Given exercise —
Restate each of the lines below word for word and drop every picture.

#####

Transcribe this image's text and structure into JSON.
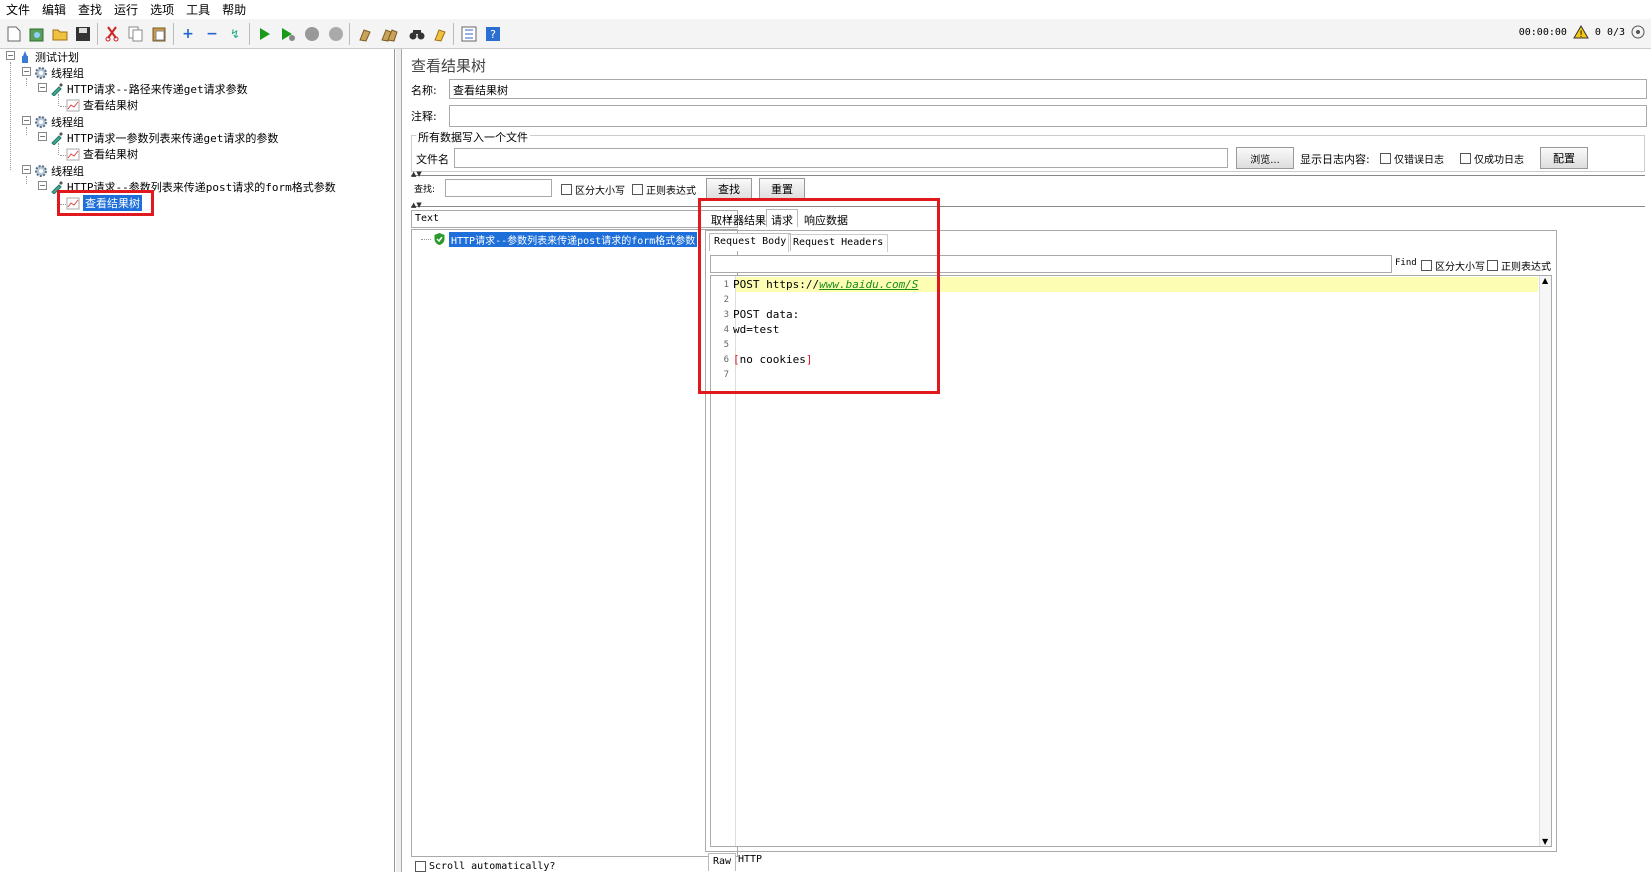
{
  "menu": [
    "文件",
    "编辑",
    "查找",
    "运行",
    "选项",
    "工具",
    "帮助"
  ],
  "toolbar": {
    "icons": [
      "new-file-icon",
      "template-icon",
      "open-icon",
      "save-icon",
      "cut-icon",
      "copy-icon",
      "paste-icon",
      "expand-icon",
      "collapse-icon",
      "toggle-icon",
      "start-icon",
      "start-no-pause-icon",
      "stop-icon",
      "shutdown-icon",
      "clear-icon",
      "clear-all-icon",
      "search-icon",
      "reset-search-icon",
      "function-helper-icon",
      "help-icon"
    ],
    "timer": "00:00:00",
    "warn_count": "0",
    "threads": "0/3"
  },
  "tree": {
    "root": "测试计划",
    "groups": [
      {
        "label": "线程组",
        "request": "HTTP请求--路径来传递get请求参数",
        "listener": "查看结果树"
      },
      {
        "label": "线程组",
        "request": "HTTP请求一参数列表来传递get请求的参数",
        "listener": "查看结果树"
      },
      {
        "label": "线程组",
        "request": "HTTP请求--参数列表来传递post请求的form格式参数",
        "listener": "查看结果树"
      }
    ]
  },
  "panel": {
    "title": "查看结果树",
    "name_label": "名称:",
    "name_value": "查看结果树",
    "comment_label": "注释:",
    "comment_value": "",
    "file_group_title": "所有数据写入一个文件",
    "file_label": "文件名",
    "file_value": "",
    "browse": "浏览...",
    "log_content_label": "显示日志内容:",
    "errors_only": "仅错误日志",
    "success_only": "仅成功日志",
    "configure": "配置"
  },
  "search": {
    "label": "查找:",
    "value": "",
    "case_sensitive": "区分大小写",
    "regex": "正则表达式",
    "find_btn": "查找",
    "reset_btn": "重置"
  },
  "results": {
    "renderer": "Text",
    "sample": "HTTP请求--参数列表来传递post请求的form格式参数",
    "scroll_auto": "Scroll automatically?"
  },
  "detail": {
    "tabs": [
      "取样器结果",
      "请求",
      "响应数据"
    ],
    "subtabs": [
      "Request Body",
      "Request Headers"
    ],
    "find_label": "Find",
    "find_value": "",
    "case_sensitive": "区分大小写",
    "regex": "正则表达式",
    "bottom_tabs": [
      "Raw",
      "HTTP"
    ],
    "code_lines": [
      {
        "n": "1",
        "text": "POST https://",
        "link": "www.baidu.com/S"
      },
      {
        "n": "2",
        "text": ""
      },
      {
        "n": "3",
        "text": "POST data:"
      },
      {
        "n": "4",
        "text": "wd=test"
      },
      {
        "n": "5",
        "text": ""
      },
      {
        "n": "6",
        "bracket_open": "[",
        "text": "no cookies",
        "bracket_close": "]"
      },
      {
        "n": "7",
        "text": ""
      }
    ]
  },
  "colors": {
    "highlight_red": "#e0191e",
    "selection_blue": "#1e6fd9",
    "line_highlight": "#fdfdb4",
    "link_green": "#1a8c1a"
  }
}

#####

Answer to this problem —
Transcribe this image's text and structure into JSON.
{
  "menu": [
    "文件",
    "编辑",
    "查找",
    "运行",
    "选项",
    "工具",
    "帮助"
  ],
  "toolbar": {
    "icons": [
      "new-file-icon",
      "template-icon",
      "open-icon",
      "save-icon",
      "cut-icon",
      "copy-icon",
      "paste-icon",
      "expand-icon",
      "collapse-icon",
      "toggle-icon",
      "start-icon",
      "start-no-pause-icon",
      "stop-icon",
      "shutdown-icon",
      "clear-icon",
      "clear-all-icon",
      "search-icon",
      "reset-search-icon",
      "function-helper-icon",
      "help-icon"
    ],
    "timer": "00:00:00",
    "warn_count": "0",
    "threads": "0/3"
  },
  "tree": {
    "root": "测试计划",
    "groups": [
      {
        "label": "线程组",
        "request": "HTTP请求--路径来传递get请求参数",
        "listener": "查看结果树"
      },
      {
        "label": "线程组",
        "request": "HTTP请求一参数列表来传递get请求的参数",
        "listener": "查看结果树"
      },
      {
        "label": "线程组",
        "request": "HTTP请求--参数列表来传递post请求的form格式参数",
        "listener": "查看结果树"
      }
    ]
  },
  "panel": {
    "title": "查看结果树",
    "name_label": "名称:",
    "name_value": "查看结果树",
    "comment_label": "注释:",
    "comment_value": "",
    "file_group_title": "所有数据写入一个文件",
    "file_label": "文件名",
    "file_value": "",
    "browse": "浏览...",
    "log_content_label": "显示日志内容:",
    "errors_only": "仅错误日志",
    "success_only": "仅成功日志",
    "configure": "配置"
  },
  "search": {
    "label": "查找:",
    "value": "",
    "case_sensitive": "区分大小写",
    "regex": "正则表达式",
    "find_btn": "查找",
    "reset_btn": "重置"
  },
  "results": {
    "renderer": "Text",
    "sample": "HTTP请求--参数列表来传递post请求的form格式参数",
    "scroll_auto": "Scroll automatically?"
  },
  "detail": {
    "tabs": [
      "取样器结果",
      "请求",
      "响应数据"
    ],
    "subtabs": [
      "Request Body",
      "Request Headers"
    ],
    "find_label": "Find",
    "find_value": "",
    "case_sensitive": "区分大小写",
    "regex": "正则表达式",
    "bottom_tabs": [
      "Raw",
      "HTTP"
    ],
    "code_lines": [
      {
        "n": "1",
        "text": "POST https://",
        "link": "www.baidu.com/S"
      },
      {
        "n": "2",
        "text": ""
      },
      {
        "n": "3",
        "text": "POST data:"
      },
      {
        "n": "4",
        "text": "wd=test"
      },
      {
        "n": "5",
        "text": ""
      },
      {
        "n": "6",
        "bracket_open": "[",
        "text": "no cookies",
        "bracket_close": "]"
      },
      {
        "n": "7",
        "text": ""
      }
    ]
  },
  "colors": {
    "highlight_red": "#e0191e",
    "selection_blue": "#1e6fd9",
    "line_highlight": "#fdfdb4",
    "link_green": "#1a8c1a"
  }
}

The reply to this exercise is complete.